▼▼▼

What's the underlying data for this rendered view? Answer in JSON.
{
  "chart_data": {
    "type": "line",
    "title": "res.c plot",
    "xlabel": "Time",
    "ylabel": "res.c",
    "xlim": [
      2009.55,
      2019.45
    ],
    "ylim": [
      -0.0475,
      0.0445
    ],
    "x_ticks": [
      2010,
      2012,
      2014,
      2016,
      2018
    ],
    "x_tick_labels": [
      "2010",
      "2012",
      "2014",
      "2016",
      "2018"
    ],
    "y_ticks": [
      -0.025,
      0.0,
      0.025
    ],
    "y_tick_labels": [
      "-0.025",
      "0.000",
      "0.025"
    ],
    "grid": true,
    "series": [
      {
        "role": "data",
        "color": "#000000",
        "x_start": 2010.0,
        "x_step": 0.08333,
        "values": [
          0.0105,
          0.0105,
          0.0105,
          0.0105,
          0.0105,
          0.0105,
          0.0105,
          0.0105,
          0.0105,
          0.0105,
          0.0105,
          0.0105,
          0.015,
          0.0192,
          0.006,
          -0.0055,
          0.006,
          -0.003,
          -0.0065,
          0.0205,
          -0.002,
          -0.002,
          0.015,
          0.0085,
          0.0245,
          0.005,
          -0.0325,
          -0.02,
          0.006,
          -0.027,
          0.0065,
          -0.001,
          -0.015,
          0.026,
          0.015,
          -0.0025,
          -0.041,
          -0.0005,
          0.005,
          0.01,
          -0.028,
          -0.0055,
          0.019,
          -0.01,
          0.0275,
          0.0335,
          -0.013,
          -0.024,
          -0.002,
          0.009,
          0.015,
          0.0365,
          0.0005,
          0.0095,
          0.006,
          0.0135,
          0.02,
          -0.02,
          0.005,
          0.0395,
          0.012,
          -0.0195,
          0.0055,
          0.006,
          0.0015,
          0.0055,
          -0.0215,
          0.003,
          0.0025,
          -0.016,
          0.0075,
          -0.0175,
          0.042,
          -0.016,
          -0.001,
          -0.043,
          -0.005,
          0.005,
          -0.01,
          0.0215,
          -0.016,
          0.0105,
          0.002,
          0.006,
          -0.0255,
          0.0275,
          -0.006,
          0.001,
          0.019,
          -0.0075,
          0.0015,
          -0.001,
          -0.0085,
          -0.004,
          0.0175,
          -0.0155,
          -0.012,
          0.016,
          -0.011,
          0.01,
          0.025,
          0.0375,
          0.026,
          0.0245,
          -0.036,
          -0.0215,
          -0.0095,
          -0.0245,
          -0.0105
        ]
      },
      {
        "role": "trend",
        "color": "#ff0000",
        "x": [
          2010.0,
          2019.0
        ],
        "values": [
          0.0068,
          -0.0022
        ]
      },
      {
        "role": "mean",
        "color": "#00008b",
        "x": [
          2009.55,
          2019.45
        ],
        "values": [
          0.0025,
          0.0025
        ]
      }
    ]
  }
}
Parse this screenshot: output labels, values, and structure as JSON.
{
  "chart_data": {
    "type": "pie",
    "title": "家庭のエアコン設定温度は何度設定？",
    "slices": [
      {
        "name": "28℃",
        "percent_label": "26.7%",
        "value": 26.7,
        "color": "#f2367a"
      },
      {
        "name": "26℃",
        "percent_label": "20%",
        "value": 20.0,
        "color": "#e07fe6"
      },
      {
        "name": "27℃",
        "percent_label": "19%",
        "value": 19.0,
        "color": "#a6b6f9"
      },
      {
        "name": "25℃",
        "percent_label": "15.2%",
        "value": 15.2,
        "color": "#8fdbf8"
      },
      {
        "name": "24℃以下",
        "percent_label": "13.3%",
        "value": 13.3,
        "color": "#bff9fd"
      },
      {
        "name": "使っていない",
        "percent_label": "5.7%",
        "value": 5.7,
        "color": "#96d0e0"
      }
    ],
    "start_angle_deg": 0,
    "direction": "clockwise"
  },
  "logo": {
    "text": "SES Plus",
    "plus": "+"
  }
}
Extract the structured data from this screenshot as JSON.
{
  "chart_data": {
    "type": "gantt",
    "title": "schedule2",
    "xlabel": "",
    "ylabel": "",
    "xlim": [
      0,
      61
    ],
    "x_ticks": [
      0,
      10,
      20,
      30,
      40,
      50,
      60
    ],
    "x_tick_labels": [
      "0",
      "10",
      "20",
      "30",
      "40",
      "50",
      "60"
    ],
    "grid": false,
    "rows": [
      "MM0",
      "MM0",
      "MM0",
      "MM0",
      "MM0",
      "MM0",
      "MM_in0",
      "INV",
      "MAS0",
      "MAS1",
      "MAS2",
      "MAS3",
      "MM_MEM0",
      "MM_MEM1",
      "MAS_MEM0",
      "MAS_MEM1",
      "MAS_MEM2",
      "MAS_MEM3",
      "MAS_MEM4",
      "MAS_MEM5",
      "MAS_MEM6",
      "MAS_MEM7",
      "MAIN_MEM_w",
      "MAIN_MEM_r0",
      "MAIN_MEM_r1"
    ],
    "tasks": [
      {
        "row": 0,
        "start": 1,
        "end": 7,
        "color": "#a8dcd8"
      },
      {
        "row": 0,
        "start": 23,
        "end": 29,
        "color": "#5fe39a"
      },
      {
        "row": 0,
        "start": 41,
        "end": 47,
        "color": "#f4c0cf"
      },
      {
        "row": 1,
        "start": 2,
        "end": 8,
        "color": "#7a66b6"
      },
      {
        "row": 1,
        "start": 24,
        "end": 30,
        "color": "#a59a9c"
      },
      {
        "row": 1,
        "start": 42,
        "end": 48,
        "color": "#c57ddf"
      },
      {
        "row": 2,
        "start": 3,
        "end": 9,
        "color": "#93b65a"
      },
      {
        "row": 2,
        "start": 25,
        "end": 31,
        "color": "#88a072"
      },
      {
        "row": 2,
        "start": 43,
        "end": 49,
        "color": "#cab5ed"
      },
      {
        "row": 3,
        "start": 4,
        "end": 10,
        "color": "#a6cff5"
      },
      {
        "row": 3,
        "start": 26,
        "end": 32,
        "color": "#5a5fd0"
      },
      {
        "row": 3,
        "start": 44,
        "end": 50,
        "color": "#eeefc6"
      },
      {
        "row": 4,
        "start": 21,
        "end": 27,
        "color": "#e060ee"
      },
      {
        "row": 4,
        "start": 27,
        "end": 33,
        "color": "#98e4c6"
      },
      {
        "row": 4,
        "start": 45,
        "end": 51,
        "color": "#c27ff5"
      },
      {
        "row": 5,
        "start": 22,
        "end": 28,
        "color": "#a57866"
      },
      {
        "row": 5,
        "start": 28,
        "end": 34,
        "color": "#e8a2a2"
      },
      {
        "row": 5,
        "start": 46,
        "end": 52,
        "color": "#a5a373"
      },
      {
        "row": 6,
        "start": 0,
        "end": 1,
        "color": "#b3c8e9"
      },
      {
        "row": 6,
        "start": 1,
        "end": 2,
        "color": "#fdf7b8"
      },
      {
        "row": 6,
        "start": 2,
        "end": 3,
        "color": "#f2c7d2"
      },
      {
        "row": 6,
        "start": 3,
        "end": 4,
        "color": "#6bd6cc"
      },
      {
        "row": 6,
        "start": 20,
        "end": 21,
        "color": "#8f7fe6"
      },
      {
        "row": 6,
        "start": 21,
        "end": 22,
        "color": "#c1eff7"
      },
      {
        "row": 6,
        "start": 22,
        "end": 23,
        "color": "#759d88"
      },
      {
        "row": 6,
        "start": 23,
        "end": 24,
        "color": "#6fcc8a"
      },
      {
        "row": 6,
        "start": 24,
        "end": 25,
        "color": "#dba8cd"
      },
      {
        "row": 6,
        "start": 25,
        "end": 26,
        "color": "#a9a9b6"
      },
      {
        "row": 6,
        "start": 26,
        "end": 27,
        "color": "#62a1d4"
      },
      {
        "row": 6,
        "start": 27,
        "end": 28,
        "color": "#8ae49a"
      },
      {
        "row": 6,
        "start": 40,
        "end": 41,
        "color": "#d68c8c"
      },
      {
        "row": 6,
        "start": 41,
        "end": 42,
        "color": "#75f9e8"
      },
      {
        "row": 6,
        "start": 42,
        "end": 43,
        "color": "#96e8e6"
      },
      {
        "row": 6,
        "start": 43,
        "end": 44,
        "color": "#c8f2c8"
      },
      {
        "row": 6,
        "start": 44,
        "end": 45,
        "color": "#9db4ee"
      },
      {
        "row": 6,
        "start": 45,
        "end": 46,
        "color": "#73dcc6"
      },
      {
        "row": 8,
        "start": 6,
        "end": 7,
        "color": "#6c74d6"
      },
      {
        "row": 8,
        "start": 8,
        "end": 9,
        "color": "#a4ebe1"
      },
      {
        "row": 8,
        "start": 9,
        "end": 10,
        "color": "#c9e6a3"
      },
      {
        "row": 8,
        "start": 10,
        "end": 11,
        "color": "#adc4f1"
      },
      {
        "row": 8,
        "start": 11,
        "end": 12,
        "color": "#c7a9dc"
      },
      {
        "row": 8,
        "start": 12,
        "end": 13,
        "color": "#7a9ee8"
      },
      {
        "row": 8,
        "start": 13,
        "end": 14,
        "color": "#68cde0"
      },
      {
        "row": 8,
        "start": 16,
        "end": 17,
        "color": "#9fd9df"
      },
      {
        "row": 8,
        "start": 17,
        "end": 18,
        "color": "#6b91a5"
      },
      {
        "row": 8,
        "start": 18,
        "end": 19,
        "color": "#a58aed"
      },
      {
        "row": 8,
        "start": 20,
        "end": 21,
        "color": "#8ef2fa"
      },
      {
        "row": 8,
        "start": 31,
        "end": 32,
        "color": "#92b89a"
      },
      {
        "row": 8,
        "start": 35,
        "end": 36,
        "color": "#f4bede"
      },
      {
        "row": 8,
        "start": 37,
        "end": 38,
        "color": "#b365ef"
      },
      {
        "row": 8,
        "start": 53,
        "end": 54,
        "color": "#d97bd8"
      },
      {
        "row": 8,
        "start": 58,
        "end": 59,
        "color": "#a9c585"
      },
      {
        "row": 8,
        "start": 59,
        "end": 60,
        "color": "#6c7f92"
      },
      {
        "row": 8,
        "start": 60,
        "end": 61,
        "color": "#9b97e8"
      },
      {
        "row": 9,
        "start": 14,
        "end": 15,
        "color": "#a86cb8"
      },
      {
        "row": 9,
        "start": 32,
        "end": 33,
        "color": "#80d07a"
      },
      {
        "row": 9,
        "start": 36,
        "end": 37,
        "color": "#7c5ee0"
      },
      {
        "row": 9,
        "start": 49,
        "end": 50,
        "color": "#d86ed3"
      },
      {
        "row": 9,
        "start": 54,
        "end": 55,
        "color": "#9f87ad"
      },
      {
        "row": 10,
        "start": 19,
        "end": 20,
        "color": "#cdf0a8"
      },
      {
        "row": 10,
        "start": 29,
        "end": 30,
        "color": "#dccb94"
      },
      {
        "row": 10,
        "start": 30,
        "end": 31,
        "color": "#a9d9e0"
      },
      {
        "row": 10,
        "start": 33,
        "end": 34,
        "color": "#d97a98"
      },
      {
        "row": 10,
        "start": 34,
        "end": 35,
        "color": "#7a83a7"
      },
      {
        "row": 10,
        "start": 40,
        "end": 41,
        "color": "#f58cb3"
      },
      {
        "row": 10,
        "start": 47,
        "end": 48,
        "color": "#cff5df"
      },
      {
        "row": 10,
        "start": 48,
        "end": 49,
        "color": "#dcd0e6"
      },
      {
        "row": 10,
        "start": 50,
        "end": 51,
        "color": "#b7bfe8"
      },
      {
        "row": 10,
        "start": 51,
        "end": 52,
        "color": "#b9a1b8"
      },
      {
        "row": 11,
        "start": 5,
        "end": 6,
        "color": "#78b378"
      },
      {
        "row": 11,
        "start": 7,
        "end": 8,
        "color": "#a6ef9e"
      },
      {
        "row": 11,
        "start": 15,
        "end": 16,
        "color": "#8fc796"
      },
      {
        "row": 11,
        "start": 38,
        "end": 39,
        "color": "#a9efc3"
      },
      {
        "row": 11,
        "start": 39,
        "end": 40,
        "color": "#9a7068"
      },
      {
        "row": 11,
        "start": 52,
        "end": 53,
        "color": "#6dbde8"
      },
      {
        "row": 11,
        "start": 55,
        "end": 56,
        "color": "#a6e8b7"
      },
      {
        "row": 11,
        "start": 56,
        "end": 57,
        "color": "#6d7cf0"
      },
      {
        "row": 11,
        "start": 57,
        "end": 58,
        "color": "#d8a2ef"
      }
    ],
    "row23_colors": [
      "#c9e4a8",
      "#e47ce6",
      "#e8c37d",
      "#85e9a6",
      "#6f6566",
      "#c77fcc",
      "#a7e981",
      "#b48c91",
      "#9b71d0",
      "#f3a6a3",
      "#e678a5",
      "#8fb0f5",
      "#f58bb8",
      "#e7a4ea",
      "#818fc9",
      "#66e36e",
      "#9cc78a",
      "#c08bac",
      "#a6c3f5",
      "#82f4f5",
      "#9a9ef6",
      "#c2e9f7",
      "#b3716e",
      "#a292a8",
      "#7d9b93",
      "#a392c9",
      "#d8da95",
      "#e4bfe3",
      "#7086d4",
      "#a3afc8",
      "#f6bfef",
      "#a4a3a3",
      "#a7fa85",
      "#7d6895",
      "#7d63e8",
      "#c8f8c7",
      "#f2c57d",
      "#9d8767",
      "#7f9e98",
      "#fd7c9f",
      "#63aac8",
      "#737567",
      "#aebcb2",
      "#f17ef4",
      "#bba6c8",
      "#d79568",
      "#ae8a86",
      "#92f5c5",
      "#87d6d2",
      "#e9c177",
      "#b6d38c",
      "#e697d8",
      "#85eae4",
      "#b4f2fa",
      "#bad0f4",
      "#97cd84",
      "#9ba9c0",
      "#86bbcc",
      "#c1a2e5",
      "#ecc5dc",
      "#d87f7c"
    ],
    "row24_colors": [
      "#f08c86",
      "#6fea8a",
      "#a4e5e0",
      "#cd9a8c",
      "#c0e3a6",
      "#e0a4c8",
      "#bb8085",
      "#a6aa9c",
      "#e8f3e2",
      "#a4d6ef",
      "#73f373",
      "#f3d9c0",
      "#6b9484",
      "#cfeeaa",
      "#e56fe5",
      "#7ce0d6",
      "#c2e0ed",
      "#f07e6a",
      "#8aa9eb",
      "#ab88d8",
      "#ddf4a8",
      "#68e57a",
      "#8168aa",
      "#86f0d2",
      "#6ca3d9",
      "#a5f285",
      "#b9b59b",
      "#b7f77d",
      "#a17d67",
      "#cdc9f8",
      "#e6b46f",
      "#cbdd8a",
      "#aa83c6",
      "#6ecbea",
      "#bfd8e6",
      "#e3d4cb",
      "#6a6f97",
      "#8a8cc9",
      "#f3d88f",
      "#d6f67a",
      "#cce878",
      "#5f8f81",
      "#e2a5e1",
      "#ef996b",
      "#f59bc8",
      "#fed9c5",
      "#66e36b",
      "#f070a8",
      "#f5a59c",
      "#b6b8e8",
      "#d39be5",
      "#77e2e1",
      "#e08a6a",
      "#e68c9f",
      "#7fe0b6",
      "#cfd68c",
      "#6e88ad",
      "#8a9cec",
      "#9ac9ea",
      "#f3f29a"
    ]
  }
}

▲▲▲

> DO THIS
Return the lines of the records that include the string "title".

> THE RESULT
    "title": "res.c plot",
    "title": "家庭のエアコン設定温度は何度設定？",
    "title": "schedule2",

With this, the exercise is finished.